■ What to do: Your task is to repeat all of the data exactly while excluding the pictures.

[start]

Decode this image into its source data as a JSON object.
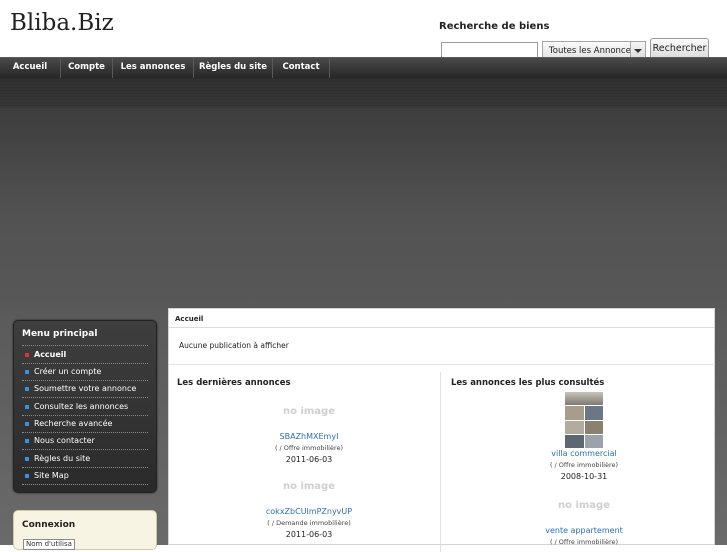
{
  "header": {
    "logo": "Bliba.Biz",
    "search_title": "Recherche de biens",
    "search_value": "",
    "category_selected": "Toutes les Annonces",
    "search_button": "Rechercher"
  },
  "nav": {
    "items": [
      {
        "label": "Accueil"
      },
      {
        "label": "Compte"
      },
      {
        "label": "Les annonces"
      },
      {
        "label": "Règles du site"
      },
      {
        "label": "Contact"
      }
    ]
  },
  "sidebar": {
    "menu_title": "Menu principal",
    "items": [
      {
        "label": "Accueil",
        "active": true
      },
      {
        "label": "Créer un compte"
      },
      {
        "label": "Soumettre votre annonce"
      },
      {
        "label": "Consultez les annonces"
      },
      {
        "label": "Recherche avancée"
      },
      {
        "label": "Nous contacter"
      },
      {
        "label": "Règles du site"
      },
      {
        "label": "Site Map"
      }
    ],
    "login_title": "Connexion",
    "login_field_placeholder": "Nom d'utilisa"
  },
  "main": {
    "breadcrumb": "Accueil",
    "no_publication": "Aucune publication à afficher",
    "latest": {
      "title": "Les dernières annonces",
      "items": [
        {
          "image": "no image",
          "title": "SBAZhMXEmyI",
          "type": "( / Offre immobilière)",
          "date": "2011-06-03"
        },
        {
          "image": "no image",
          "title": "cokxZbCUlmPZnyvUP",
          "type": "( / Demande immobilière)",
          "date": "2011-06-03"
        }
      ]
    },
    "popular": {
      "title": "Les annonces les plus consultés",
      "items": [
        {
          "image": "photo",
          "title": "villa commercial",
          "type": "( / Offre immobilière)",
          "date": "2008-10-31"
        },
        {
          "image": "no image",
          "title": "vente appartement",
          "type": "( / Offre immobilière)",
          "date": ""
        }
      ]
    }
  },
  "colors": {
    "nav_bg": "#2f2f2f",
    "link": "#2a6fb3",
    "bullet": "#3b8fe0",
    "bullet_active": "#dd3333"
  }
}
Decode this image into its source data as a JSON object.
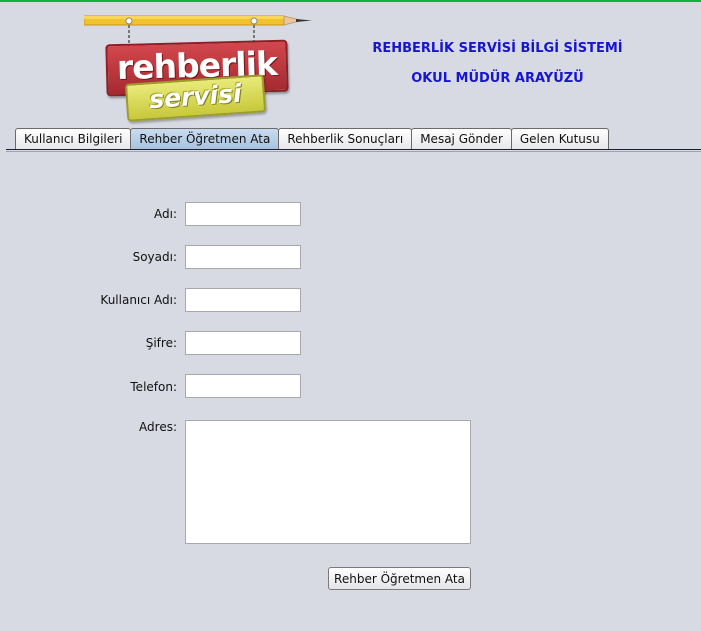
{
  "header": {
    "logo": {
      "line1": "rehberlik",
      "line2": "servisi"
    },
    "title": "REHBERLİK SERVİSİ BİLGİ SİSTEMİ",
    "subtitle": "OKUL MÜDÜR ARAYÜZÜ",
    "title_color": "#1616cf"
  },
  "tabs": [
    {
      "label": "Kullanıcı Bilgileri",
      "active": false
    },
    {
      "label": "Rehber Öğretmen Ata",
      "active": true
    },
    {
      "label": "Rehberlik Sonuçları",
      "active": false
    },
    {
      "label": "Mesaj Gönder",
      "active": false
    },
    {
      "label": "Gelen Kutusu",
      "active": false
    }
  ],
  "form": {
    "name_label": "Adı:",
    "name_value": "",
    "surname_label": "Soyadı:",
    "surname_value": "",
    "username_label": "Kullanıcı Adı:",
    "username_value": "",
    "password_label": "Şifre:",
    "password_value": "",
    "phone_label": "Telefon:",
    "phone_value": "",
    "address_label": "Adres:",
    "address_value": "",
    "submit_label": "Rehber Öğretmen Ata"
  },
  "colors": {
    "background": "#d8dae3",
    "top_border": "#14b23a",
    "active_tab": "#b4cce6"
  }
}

[end]

■ Response:
Decode this image into its source data as a JSON object.
{
  "header": {
    "logo": "Bliba.Biz",
    "search_title": "Recherche de biens",
    "search_value": "",
    "category_selected": "Toutes les Annonces",
    "search_button": "Rechercher"
  },
  "nav": {
    "items": [
      {
        "label": "Accueil"
      },
      {
        "label": "Compte"
      },
      {
        "label": "Les annonces"
      },
      {
        "label": "Règles du site"
      },
      {
        "label": "Contact"
      }
    ]
  },
  "sidebar": {
    "menu_title": "Menu principal",
    "items": [
      {
        "label": "Accueil",
        "active": true
      },
      {
        "label": "Créer un compte"
      },
      {
        "label": "Soumettre votre annonce"
      },
      {
        "label": "Consultez les annonces"
      },
      {
        "label": "Recherche avancée"
      },
      {
        "label": "Nous contacter"
      },
      {
        "label": "Règles du site"
      },
      {
        "label": "Site Map"
      }
    ],
    "login_title": "Connexion",
    "login_field_placeholder": "Nom d'utilisa"
  },
  "main": {
    "breadcrumb": "Accueil",
    "no_publication": "Aucune publication à afficher",
    "latest": {
      "title": "Les dernières annonces",
      "items": [
        {
          "image": "no image",
          "title": "SBAZhMXEmyI",
          "type": "( / Offre immobilière)",
          "date": "2011-06-03"
        },
        {
          "image": "no image",
          "title": "cokxZbCUlmPZnyvUP",
          "type": "( / Demande immobilière)",
          "date": "2011-06-03"
        }
      ]
    },
    "popular": {
      "title": "Les annonces les plus consultés",
      "items": [
        {
          "image": "photo",
          "title": "villa commercial",
          "type": "( / Offre immobilière)",
          "date": "2008-10-31"
        },
        {
          "image": "no image",
          "title": "vente appartement",
          "type": "( / Offre immobilière)",
          "date": ""
        }
      ]
    }
  },
  "colors": {
    "nav_bg": "#2f2f2f",
    "link": "#2a6fb3",
    "bullet": "#3b8fe0",
    "bullet_active": "#dd3333"
  }
}
Decode this image into its source data as a JSON object.
{
  "header": {
    "logo": {
      "line1": "rehberlik",
      "line2": "servisi"
    },
    "title": "REHBERLİK SERVİSİ BİLGİ SİSTEMİ",
    "subtitle": "OKUL MÜDÜR ARAYÜZÜ",
    "title_color": "#1616cf"
  },
  "tabs": [
    {
      "label": "Kullanıcı Bilgileri",
      "active": false
    },
    {
      "label": "Rehber Öğretmen Ata",
      "active": true
    },
    {
      "label": "Rehberlik Sonuçları",
      "active": false
    },
    {
      "label": "Mesaj Gönder",
      "active": false
    },
    {
      "label": "Gelen Kutusu",
      "active": false
    }
  ],
  "form": {
    "name_label": "Adı:",
    "name_value": "",
    "surname_label": "Soyadı:",
    "surname_value": "",
    "username_label": "Kullanıcı Adı:",
    "username_value": "",
    "password_label": "Şifre:",
    "password_value": "",
    "phone_label": "Telefon:",
    "phone_value": "",
    "address_label": "Adres:",
    "address_value": "",
    "submit_label": "Rehber Öğretmen Ata"
  },
  "colors": {
    "background": "#d8dae3",
    "top_border": "#14b23a",
    "active_tab": "#b4cce6"
  }
}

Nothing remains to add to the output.